— start of Data supplied —
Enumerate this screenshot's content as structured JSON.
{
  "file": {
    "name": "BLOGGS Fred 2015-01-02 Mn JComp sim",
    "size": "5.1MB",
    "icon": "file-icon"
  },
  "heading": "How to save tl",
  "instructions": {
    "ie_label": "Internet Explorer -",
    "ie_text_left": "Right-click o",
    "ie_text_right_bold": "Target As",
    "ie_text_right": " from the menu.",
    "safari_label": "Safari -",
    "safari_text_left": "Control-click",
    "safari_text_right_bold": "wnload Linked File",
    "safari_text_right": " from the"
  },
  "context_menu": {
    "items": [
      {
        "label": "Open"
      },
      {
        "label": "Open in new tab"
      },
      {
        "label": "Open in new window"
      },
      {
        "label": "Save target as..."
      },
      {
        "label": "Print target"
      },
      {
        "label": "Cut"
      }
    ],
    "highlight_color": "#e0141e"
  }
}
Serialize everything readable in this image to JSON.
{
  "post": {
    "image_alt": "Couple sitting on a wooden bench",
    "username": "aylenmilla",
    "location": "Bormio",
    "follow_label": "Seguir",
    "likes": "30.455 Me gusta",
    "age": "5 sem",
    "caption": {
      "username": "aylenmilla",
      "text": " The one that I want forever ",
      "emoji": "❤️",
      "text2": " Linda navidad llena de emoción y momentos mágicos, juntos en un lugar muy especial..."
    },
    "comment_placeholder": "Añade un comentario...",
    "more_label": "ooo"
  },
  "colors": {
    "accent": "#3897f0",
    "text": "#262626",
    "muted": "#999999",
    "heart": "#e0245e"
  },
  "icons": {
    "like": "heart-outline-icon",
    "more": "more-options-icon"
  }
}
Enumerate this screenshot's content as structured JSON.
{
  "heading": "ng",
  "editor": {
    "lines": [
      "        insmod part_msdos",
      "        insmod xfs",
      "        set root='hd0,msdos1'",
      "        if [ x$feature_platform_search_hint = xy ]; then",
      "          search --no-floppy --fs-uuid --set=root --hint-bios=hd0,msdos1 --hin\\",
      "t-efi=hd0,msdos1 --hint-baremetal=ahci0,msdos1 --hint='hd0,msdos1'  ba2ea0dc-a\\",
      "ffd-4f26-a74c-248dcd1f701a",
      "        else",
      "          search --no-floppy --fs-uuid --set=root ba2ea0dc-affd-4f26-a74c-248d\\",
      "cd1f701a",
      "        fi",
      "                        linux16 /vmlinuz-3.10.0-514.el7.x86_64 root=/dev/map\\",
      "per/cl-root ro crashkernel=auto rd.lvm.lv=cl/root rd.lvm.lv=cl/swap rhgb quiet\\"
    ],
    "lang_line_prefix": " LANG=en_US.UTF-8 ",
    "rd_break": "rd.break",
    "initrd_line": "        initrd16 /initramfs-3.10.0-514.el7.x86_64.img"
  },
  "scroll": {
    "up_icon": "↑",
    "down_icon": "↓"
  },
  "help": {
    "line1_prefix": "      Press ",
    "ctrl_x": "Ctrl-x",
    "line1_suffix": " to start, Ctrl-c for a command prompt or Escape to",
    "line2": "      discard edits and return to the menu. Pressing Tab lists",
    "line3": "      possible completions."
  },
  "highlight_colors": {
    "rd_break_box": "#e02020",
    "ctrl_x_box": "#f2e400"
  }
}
— end of Data supplied —
— start of Data supplied —
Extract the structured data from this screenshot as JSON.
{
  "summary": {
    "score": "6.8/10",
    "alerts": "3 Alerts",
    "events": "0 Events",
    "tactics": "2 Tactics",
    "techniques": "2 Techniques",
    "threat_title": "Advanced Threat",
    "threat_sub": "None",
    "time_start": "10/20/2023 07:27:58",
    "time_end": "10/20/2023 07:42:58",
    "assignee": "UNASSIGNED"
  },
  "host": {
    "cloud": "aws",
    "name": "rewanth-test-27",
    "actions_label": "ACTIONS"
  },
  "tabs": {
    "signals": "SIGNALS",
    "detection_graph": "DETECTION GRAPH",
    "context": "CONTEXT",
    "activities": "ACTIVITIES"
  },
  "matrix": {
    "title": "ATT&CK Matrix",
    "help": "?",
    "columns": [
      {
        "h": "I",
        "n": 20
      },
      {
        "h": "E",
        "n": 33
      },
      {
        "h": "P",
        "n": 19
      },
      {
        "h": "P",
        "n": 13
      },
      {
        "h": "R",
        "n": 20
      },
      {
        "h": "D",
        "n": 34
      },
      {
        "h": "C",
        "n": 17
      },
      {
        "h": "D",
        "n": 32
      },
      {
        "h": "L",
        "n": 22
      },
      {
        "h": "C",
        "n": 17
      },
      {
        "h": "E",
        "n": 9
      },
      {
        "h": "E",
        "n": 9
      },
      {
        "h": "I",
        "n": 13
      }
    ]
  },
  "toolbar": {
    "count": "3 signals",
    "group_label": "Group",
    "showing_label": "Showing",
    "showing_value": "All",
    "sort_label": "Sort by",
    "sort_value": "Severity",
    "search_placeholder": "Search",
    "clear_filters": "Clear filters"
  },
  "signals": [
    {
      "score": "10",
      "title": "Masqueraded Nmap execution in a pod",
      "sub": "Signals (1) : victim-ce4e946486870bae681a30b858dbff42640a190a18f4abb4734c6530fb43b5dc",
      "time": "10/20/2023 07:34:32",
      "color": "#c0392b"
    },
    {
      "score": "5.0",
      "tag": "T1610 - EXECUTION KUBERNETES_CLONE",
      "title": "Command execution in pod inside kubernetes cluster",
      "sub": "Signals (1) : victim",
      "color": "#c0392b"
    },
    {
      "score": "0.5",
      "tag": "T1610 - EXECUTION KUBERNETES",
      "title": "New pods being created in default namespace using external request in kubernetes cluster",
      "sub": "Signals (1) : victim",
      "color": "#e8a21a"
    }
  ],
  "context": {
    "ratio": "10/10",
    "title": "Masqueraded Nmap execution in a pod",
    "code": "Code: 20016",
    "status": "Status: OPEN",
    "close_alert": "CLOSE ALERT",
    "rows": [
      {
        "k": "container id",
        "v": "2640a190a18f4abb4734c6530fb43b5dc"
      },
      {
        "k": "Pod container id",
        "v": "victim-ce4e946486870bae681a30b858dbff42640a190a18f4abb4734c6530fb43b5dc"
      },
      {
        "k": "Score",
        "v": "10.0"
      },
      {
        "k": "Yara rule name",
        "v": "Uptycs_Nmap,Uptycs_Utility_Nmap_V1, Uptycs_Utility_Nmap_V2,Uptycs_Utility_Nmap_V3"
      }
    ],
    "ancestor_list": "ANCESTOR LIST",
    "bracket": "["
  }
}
— end of Data supplied —
> Task to complete: Filter the records above for lines containing the word "uuid", and copy those lines.

> Result below:
      "          search --no-floppy --fs-uuid --set=root --hint-bios=hd0,msdos1 --hin\\",
      "          search --no-floppy --fs-uuid --set=root ba2ea0dc-affd-4f26-a74c-248d\\",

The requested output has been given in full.